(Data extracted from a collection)
....

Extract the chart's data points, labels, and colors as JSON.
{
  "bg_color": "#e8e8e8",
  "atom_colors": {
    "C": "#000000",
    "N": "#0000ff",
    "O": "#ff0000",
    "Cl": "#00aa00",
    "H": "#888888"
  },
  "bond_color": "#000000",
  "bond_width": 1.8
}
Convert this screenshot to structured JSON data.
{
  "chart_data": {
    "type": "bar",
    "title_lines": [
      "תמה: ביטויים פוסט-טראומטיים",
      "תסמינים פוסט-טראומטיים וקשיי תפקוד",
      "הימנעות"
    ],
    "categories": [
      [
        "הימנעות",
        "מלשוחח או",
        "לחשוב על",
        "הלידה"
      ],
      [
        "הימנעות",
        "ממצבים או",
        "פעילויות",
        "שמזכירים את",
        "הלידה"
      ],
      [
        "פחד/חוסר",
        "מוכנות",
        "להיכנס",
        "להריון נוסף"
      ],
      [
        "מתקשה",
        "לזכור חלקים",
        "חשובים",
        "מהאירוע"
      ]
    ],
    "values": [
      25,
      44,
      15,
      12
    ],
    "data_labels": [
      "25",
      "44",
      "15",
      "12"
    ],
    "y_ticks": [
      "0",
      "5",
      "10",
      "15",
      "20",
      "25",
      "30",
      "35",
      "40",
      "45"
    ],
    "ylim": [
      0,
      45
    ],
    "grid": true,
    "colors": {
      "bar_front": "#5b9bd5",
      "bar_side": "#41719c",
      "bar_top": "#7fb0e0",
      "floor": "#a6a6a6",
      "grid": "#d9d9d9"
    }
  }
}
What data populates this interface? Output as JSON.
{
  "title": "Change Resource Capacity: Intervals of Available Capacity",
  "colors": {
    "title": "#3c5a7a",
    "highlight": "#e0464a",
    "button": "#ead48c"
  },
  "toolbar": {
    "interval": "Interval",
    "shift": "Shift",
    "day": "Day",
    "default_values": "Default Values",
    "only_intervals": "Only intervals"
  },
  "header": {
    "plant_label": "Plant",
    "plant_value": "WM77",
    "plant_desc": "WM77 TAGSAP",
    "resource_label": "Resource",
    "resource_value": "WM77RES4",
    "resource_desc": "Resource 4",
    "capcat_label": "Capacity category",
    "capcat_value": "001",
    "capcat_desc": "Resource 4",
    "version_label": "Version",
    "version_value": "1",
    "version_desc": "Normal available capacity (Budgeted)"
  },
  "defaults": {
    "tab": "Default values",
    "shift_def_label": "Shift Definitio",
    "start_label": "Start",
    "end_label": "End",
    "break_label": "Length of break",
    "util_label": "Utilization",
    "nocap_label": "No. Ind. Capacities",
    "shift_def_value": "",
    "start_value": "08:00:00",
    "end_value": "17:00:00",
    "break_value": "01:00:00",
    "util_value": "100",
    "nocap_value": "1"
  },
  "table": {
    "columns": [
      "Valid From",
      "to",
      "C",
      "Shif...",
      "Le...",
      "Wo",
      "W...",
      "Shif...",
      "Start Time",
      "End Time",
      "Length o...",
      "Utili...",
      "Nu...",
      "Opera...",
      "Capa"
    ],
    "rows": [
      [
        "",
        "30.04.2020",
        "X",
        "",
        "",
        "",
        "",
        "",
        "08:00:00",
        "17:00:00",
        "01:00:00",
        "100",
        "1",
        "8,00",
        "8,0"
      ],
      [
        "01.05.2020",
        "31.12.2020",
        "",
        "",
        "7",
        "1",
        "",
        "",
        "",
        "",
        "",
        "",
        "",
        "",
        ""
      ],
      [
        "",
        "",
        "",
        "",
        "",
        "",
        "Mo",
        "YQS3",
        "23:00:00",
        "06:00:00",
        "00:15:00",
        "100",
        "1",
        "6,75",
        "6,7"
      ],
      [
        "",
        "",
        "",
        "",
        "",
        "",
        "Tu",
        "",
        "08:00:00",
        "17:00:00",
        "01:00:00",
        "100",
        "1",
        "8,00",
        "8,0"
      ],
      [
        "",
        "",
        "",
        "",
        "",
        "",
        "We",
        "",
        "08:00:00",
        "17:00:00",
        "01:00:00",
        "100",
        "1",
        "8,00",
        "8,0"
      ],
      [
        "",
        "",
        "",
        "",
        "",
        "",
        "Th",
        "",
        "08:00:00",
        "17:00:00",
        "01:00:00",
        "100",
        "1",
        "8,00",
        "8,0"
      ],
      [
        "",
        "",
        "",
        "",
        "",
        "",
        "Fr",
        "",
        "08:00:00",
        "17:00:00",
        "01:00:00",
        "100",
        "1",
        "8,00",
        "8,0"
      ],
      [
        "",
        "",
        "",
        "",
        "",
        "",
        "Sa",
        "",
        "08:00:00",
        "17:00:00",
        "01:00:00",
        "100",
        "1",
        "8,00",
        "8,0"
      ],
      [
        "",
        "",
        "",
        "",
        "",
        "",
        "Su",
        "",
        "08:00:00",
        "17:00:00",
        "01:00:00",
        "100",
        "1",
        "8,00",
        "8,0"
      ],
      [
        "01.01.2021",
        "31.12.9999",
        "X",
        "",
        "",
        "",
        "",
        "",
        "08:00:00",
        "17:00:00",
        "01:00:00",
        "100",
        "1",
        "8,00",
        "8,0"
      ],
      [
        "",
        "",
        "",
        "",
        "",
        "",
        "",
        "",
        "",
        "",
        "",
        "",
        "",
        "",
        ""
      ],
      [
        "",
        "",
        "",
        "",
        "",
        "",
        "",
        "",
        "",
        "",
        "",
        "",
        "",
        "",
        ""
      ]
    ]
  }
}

....

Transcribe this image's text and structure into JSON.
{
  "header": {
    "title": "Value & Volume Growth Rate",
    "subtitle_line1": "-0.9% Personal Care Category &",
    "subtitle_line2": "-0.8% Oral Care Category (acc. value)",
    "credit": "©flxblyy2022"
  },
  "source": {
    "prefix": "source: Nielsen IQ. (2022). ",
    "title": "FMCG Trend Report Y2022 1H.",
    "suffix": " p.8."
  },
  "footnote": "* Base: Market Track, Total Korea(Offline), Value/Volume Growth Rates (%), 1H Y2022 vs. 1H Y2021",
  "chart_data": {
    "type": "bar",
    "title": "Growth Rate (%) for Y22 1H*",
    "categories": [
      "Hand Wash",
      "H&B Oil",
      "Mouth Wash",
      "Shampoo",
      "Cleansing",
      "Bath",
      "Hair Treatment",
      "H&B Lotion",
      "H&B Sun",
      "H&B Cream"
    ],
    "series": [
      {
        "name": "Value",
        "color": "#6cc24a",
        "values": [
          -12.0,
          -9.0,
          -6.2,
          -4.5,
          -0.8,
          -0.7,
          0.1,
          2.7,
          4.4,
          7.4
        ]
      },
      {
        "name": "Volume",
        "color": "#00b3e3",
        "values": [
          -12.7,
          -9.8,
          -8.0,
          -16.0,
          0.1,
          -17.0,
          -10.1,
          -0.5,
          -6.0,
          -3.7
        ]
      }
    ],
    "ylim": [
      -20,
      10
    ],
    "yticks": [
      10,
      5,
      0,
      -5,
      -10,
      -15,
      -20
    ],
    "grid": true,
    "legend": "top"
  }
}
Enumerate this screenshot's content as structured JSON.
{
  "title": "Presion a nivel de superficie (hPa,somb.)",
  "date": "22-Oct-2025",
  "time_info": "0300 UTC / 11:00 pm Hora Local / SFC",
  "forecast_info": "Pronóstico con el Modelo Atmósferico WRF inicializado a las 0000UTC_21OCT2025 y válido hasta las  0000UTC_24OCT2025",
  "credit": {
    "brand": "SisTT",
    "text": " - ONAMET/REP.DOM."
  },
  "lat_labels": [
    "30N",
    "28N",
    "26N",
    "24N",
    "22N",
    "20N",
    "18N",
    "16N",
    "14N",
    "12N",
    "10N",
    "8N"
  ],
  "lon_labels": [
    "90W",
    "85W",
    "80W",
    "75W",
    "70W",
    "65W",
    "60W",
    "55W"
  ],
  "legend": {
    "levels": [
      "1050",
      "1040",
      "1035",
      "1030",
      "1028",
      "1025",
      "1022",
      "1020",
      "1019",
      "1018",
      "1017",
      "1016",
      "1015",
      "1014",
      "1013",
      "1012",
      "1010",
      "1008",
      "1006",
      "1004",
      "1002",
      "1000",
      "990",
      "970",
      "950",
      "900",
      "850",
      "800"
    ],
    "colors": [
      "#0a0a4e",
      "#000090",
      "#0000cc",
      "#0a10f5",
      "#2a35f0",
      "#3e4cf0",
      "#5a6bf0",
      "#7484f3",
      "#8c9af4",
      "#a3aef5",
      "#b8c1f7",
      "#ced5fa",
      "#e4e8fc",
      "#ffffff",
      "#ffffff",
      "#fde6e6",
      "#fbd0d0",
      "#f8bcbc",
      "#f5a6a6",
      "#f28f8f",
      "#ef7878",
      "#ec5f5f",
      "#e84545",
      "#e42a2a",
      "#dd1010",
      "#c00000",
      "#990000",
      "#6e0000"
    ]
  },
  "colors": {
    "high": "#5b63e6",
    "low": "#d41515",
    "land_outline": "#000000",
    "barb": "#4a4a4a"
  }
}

....

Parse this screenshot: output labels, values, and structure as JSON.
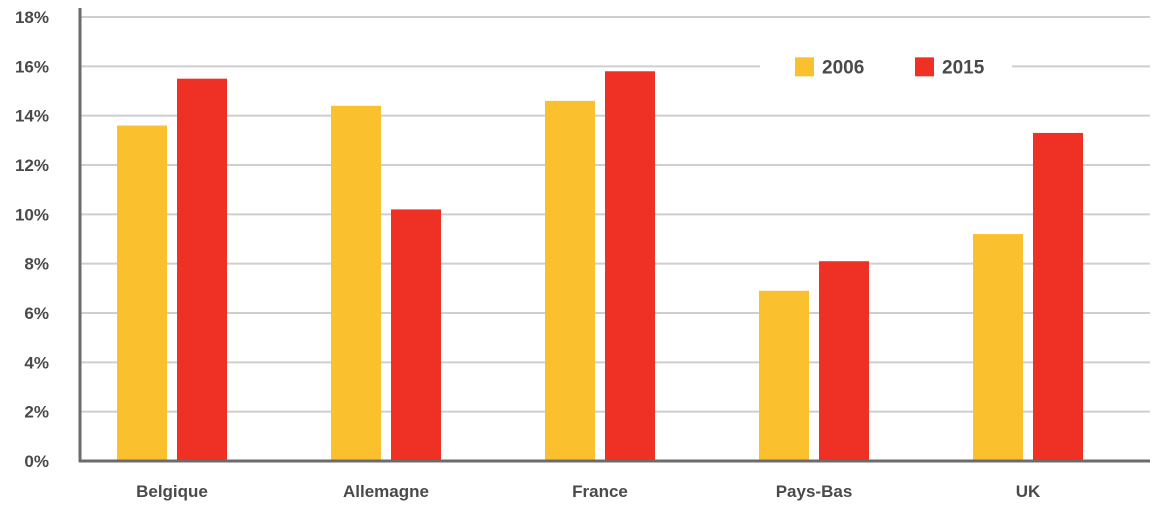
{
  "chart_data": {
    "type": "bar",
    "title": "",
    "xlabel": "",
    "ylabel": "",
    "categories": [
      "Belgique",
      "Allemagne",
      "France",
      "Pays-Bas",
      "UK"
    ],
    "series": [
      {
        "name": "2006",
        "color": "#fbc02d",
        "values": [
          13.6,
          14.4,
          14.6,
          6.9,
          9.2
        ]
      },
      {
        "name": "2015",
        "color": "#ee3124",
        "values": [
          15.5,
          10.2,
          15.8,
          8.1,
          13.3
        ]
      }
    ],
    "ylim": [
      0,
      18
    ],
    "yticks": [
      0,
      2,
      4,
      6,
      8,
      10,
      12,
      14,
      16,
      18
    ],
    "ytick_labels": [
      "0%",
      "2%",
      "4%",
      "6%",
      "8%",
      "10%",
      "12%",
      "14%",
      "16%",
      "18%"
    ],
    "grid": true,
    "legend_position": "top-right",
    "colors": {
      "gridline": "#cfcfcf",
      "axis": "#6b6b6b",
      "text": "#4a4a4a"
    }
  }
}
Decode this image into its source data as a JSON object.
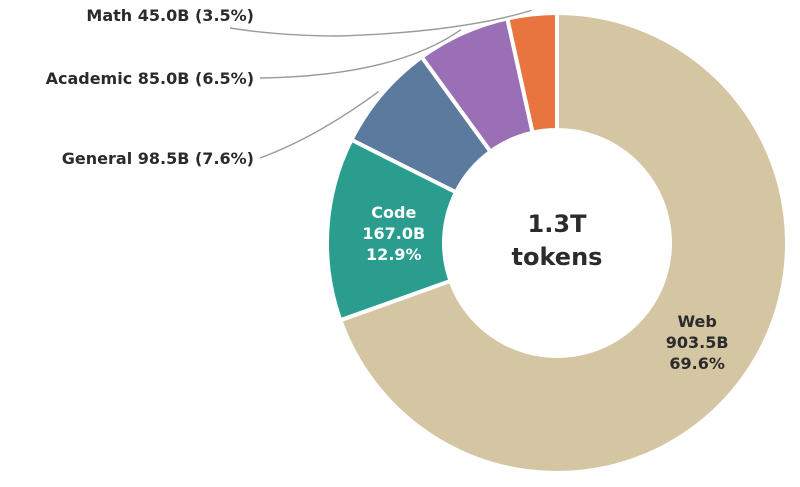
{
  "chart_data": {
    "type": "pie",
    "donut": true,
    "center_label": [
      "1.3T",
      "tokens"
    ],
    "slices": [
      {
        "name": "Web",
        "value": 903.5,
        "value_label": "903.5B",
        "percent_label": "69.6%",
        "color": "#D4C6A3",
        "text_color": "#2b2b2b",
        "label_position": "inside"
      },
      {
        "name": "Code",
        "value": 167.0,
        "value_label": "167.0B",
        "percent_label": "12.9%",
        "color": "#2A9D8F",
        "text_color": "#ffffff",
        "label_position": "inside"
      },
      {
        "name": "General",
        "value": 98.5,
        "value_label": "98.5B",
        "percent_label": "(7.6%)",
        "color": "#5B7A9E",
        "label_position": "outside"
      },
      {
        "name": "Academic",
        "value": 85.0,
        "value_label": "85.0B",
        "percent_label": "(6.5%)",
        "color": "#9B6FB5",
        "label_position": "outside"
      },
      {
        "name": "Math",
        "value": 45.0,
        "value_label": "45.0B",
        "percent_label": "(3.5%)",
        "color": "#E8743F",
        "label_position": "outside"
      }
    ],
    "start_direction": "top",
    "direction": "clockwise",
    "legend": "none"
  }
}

....

*The exercise*. Pick out the lines containing the string "Growth".

*Expected output*.
    "title": "Value & Volume Growth Rate",
  "footnote": "* Base: Market Track, Total Korea(Offline), Value/Volume Growth Rates (%), 1H Y2022 vs. 1H Y2021",
    "title": "Growth Rate (%) for Y22 1H*",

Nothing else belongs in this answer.